- _Records for processing_
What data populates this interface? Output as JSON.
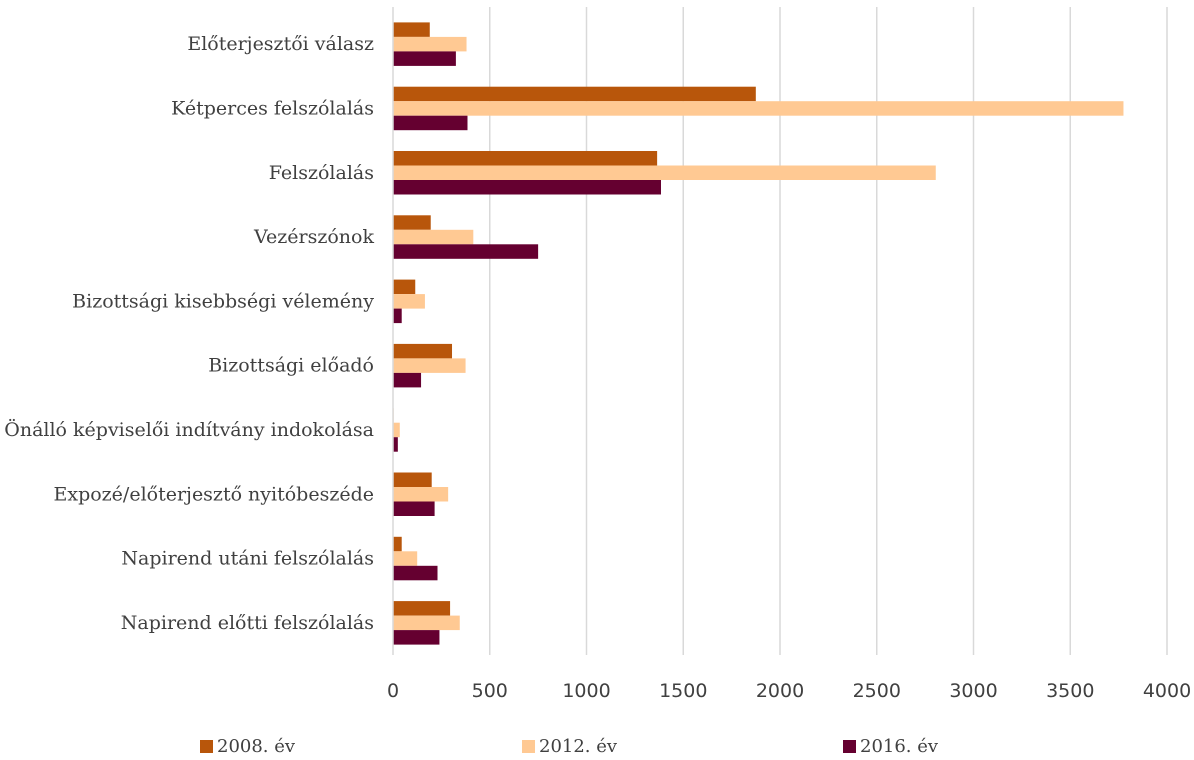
{
  "chart_data": {
    "type": "bar",
    "orientation": "horizontal",
    "categories": [
      "Napirend előtti felszólalás",
      "Napirend utáni felszólalás",
      "Expozé/előterjesztő nyitóbeszéde",
      "Önálló képviselői indítvány indokolása",
      "Bizottsági előadó",
      "Bizottsági kisebbségi vélemény",
      "Vezérszónok",
      "Felszólalás",
      "Kétperces felszólalás",
      "Előterjesztői válasz"
    ],
    "series": [
      {
        "name": "2008. év",
        "color": "#B8560B",
        "values": [
          295,
          45,
          200,
          3,
          305,
          115,
          195,
          1365,
          1875,
          190
        ]
      },
      {
        "name": "2012. év",
        "color": "#FFC993",
        "values": [
          345,
          125,
          285,
          35,
          375,
          165,
          415,
          2805,
          3775,
          380
        ]
      },
      {
        "name": "2016. év",
        "color": "#650030",
        "values": [
          240,
          230,
          215,
          25,
          145,
          45,
          750,
          1385,
          385,
          325
        ]
      }
    ],
    "xlim": [
      0,
      4000
    ],
    "ticks": [
      "0",
      "500",
      "1000",
      "1500",
      "2000",
      "2500",
      "3000",
      "3500",
      "4000"
    ],
    "grid": true,
    "legend_position": "bottom",
    "title": "",
    "xlabel": "",
    "ylabel": ""
  }
}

- _What the exercise asks_
Show every line above in which the word "Napirend" occurs.

- _Exercise answer_
      "Napirend előtti felszólalás",
      "Napirend utáni felszólalás",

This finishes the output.